## Task instructions
Give all of the lines again exactly as they read.

------------------------------------

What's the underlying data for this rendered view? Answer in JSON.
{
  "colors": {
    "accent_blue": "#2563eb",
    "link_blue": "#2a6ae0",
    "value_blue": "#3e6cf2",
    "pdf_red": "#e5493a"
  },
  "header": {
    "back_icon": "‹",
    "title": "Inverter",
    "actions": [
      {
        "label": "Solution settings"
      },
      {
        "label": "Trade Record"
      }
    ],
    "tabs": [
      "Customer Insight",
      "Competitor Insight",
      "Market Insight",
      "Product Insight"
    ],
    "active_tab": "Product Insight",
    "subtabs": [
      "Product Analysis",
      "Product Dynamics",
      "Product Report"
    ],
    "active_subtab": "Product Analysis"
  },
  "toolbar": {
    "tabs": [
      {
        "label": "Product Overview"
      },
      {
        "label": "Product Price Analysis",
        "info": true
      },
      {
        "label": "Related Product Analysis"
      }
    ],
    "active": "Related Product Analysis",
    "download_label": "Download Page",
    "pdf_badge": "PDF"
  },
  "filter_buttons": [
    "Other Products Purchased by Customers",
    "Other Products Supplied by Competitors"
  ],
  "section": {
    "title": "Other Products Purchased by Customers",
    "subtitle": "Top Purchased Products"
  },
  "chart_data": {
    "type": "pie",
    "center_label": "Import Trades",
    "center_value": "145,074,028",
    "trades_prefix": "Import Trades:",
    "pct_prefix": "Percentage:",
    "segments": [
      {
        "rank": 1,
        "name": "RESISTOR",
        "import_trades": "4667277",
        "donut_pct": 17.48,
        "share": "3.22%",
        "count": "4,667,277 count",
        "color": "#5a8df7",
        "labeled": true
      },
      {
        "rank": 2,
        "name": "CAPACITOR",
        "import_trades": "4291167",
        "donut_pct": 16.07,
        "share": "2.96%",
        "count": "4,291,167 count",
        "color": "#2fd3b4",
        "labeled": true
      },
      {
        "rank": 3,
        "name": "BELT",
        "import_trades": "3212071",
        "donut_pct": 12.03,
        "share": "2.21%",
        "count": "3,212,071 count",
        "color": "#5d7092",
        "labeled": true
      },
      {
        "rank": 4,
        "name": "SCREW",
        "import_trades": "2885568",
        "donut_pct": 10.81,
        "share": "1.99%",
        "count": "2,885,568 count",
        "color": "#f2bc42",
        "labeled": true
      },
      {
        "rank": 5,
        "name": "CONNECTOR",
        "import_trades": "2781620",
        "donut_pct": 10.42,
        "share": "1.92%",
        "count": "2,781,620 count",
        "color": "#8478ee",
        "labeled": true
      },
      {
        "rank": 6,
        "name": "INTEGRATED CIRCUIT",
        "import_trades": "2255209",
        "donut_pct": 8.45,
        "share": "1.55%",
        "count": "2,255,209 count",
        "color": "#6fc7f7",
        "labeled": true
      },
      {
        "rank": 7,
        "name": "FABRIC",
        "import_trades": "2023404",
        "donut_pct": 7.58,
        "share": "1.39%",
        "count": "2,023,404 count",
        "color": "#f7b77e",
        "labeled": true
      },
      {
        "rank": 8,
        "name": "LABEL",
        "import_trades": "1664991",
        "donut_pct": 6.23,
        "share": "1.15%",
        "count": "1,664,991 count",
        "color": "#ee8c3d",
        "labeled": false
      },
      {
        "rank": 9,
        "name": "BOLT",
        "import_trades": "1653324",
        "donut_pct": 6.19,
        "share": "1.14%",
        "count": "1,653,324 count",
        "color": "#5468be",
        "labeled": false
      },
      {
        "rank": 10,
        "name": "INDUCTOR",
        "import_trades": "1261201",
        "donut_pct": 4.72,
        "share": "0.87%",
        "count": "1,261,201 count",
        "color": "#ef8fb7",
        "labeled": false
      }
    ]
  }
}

------------------------------------

## Task answer
What's the underlying data for this rendered view? Answer in JSON.
{
  "colors": {
    "accent_blue": "#2563eb",
    "link_blue": "#2a6ae0",
    "value_blue": "#3e6cf2",
    "pdf_red": "#e5493a"
  },
  "header": {
    "back_icon": "‹",
    "title": "Inverter",
    "actions": [
      {
        "label": "Solution settings"
      },
      {
        "label": "Trade Record"
      }
    ],
    "tabs": [
      "Customer Insight",
      "Competitor Insight",
      "Market Insight",
      "Product Insight"
    ],
    "active_tab": "Product Insight",
    "subtabs": [
      "Product Analysis",
      "Product Dynamics",
      "Product Report"
    ],
    "active_subtab": "Product Analysis"
  },
  "toolbar": {
    "tabs": [
      {
        "label": "Product Overview"
      },
      {
        "label": "Product Price Analysis",
        "info": true
      },
      {
        "label": "Related Product Analysis"
      }
    ],
    "active": "Related Product Analysis",
    "download_label": "Download Page",
    "pdf_badge": "PDF"
  },
  "filter_buttons": [
    "Other Products Purchased by Customers",
    "Other Products Supplied by Competitors"
  ],
  "section": {
    "title": "Other Products Purchased by Customers",
    "subtitle": "Top Purchased Products"
  },
  "chart_data": {
    "type": "pie",
    "center_label": "Import Trades",
    "center_value": "145,074,028",
    "trades_prefix": "Import Trades:",
    "pct_prefix": "Percentage:",
    "segments": [
      {
        "rank": 1,
        "name": "RESISTOR",
        "import_trades": "4667277",
        "donut_pct": 17.48,
        "share": "3.22%",
        "count": "4,667,277 count",
        "color": "#5a8df7",
        "labeled": true
      },
      {
        "rank": 2,
        "name": "CAPACITOR",
        "import_trades": "4291167",
        "donut_pct": 16.07,
        "share": "2.96%",
        "count": "4,291,167 count",
        "color": "#2fd3b4",
        "labeled": true
      },
      {
        "rank": 3,
        "name": "BELT",
        "import_trades": "3212071",
        "donut_pct": 12.03,
        "share": "2.21%",
        "count": "3,212,071 count",
        "color": "#5d7092",
        "labeled": true
      },
      {
        "rank": 4,
        "name": "SCREW",
        "import_trades": "2885568",
        "donut_pct": 10.81,
        "share": "1.99%",
        "count": "2,885,568 count",
        "color": "#f2bc42",
        "labeled": true
      },
      {
        "rank": 5,
        "name": "CONNECTOR",
        "import_trades": "2781620",
        "donut_pct": 10.42,
        "share": "1.92%",
        "count": "2,781,620 count",
        "color": "#8478ee",
        "labeled": true
      },
      {
        "rank": 6,
        "name": "INTEGRATED CIRCUIT",
        "import_trades": "2255209",
        "donut_pct": 8.45,
        "share": "1.55%",
        "count": "2,255,209 count",
        "color": "#6fc7f7",
        "labeled": true
      },
      {
        "rank": 7,
        "name": "FABRIC",
        "import_trades": "2023404",
        "donut_pct": 7.58,
        "share": "1.39%",
        "count": "2,023,404 count",
        "color": "#f7b77e",
        "labeled": true
      },
      {
        "rank": 8,
        "name": "LABEL",
        "import_trades": "1664991",
        "donut_pct": 6.23,
        "share": "1.15%",
        "count": "1,664,991 count",
        "color": "#ee8c3d",
        "labeled": false
      },
      {
        "rank": 9,
        "name": "BOLT",
        "import_trades": "1653324",
        "donut_pct": 6.19,
        "share": "1.14%",
        "count": "1,653,324 count",
        "color": "#5468be",
        "labeled": false
      },
      {
        "rank": 10,
        "name": "INDUCTOR",
        "import_trades": "1261201",
        "donut_pct": 4.72,
        "share": "0.87%",
        "count": "1,261,201 count",
        "color": "#ef8fb7",
        "labeled": false
      }
    ]
  }
}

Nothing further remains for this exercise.